Items »
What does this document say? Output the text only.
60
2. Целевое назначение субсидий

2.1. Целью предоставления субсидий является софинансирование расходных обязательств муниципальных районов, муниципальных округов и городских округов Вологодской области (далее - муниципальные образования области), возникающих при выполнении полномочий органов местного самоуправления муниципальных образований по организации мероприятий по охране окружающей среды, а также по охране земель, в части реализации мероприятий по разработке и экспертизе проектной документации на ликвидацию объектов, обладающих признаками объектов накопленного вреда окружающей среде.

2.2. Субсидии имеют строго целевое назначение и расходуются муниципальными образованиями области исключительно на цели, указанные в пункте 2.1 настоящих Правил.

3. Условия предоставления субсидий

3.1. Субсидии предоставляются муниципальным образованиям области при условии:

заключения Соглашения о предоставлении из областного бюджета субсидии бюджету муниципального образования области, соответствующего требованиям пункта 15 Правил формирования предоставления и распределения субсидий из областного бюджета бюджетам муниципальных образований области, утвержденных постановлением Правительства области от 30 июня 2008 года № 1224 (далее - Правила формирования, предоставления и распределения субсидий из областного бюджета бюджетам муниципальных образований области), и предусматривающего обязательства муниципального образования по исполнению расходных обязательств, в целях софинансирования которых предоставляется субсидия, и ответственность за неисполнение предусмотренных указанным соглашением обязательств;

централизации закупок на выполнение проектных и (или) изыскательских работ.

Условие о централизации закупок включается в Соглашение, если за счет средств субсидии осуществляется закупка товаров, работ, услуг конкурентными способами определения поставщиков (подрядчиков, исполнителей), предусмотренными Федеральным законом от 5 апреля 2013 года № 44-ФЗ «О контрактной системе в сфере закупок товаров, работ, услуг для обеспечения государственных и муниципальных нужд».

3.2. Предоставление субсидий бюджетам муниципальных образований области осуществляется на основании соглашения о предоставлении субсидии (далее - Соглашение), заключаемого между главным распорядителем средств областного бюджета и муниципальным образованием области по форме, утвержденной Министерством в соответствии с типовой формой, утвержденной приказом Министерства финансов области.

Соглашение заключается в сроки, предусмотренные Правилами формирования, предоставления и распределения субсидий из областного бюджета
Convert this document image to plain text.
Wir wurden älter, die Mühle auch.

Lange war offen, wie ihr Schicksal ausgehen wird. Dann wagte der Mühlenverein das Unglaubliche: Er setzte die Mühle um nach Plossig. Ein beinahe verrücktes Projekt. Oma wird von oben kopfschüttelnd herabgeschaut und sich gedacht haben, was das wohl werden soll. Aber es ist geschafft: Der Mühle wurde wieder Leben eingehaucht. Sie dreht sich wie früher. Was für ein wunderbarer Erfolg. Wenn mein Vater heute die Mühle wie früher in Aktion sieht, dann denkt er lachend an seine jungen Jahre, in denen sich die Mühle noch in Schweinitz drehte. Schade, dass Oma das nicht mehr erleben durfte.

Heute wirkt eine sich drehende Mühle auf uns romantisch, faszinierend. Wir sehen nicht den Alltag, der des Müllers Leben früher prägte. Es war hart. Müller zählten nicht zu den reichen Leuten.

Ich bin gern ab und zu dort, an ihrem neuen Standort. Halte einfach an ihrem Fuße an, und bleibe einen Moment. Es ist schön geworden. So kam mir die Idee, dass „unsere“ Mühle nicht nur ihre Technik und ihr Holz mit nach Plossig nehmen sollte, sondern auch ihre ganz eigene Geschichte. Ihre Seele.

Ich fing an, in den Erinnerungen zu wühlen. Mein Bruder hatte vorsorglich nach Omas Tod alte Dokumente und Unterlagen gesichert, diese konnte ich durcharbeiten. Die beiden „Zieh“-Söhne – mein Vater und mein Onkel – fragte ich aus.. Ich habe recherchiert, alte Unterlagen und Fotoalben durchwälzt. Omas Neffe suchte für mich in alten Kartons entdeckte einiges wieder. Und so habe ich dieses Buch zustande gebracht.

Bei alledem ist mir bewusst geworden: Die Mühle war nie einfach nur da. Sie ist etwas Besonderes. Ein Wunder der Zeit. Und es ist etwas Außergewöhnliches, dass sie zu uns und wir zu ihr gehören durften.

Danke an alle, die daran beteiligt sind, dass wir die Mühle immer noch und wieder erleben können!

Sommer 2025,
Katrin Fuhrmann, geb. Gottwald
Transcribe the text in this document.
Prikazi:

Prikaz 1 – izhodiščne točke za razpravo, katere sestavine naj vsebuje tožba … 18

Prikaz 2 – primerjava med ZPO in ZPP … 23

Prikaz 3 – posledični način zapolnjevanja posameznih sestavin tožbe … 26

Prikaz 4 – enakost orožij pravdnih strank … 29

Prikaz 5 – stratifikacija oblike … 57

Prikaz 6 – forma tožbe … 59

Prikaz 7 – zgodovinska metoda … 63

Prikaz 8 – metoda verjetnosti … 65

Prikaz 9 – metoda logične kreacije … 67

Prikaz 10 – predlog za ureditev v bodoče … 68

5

Short problem » Reply with only the number of lines in the entries that contain the word "назначение".

Output below » 2